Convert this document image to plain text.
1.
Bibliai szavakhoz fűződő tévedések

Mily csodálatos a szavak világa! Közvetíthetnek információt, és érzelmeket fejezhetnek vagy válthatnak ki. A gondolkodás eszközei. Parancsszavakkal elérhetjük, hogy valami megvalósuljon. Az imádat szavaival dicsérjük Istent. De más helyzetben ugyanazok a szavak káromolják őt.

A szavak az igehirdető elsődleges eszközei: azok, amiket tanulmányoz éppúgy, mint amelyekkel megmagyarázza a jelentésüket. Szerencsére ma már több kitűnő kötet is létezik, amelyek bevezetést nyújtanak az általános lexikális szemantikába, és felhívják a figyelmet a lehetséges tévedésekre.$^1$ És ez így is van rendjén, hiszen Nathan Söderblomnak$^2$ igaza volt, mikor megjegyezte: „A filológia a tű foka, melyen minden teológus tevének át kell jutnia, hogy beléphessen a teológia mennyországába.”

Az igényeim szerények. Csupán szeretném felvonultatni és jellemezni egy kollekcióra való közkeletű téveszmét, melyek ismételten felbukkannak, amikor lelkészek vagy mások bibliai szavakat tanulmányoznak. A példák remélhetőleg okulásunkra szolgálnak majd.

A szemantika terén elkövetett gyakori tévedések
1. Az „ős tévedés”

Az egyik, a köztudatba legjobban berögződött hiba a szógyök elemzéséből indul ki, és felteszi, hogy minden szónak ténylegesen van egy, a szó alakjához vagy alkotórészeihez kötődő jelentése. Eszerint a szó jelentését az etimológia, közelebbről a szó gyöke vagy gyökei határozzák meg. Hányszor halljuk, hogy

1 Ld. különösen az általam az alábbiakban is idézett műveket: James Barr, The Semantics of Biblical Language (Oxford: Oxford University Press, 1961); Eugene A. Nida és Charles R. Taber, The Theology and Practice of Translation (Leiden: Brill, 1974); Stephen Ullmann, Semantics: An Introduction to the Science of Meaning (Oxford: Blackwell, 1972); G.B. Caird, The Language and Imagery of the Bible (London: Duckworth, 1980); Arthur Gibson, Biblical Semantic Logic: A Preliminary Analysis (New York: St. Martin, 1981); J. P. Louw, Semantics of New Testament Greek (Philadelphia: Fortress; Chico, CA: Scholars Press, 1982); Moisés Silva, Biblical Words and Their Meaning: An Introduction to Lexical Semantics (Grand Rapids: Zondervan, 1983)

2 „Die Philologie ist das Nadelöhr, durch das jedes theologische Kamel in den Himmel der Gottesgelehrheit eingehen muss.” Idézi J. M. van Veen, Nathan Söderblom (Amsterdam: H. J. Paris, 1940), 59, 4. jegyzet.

WHAT TO WORK ON - Please output every record, keeping each line exact.

CORRECT RESULT -
Convert this document image to plain text.
1.
Bibliai szavakhoz fűződő tévedések

Mily csodálatos a szavak világa! Közvetíthetnek információt, és érzelmeket fejezhetnek vagy válthatnak ki. A gondolkodás eszközei. Parancsszavakkal elérhetjük, hogy valami megvalósuljon. Az imádat szavaival dicsérjük Istent. De más helyzetben ugyanazok a szavak káromolják őt.

A szavak az igehirdető elsődleges eszközei: azok, amiket tanulmányoz éppúgy, mint amelyekkel megmagyarázza a jelentésüket. Szerencsére ma már több kitűnő kötet is létezik, amelyek bevezetést nyújtanak az általános lexikális szemantikába, és felhívják a figyelmet a lehetséges tévedésekre.$^1$ És ez így is van rendjén, hiszen Nathan Söderblomnak$^2$ igaza volt, mikor megjegyezte: „A filológia a tű foka, melyen minden teológus tevének át kell jutnia, hogy beléphessen a teológia mennyországába.”

Az igényeim szerények. Csupán szeretném felvonultatni és jellemezni egy kollekcióra való közkeletű téveszmét, melyek ismételten felbukkannak, amikor lelkészek vagy mások bibliai szavakat tanulmányoznak. A példák remélhetőleg okulásunkra szolgálnak majd.

A szemantika terén elkövetett gyakori tévedések
1. Az „ős tévedés”

Az egyik, a köztudatba legjobban berögződött hiba a szógyök elemzéséből indul ki, és felteszi, hogy minden szónak ténylegesen van egy, a szó alakjához vagy alkotórészeihez kötődő jelentése. Eszerint a szó jelentését az etimológia, közelebbről a szó gyöke vagy gyökei határozzák meg. Hányszor halljuk, hogy

1 Ld. különösen az általam az alábbiakban is idézett műveket: James Barr, The Semantics of Biblical Language (Oxford: Oxford University Press, 1961); Eugene A. Nida és Charles R. Taber, The Theology and Practice of Translation (Leiden: Brill, 1974); Stephen Ullmann, Semantics: An Introduction to the Science of Meaning (Oxford: Blackwell, 1972); G.B. Caird, The Language and Imagery of the Bible (London: Duckworth, 1980); Arthur Gibson, Biblical Semantic Logic: A Preliminary Analysis (New York: St. Martin, 1981); J. P. Louw, Semantics of New Testament Greek (Philadelphia: Fortress; Chico, CA: Scholars Press, 1982); Moisés Silva, Biblical Words and Their Meaning: An Introduction to Lexical Semantics (Grand Rapids: Zondervan, 1983)

2 „Die Philologie ist das Nadelöhr, durch das jedes theologische Kamel in den Himmel der Gottesgelehrheit eingehen muss.” Idézi J. M. van Veen, Nathan Söderblom (Amsterdam: H. J. Paris, 1940), 59, 4. jegyzet.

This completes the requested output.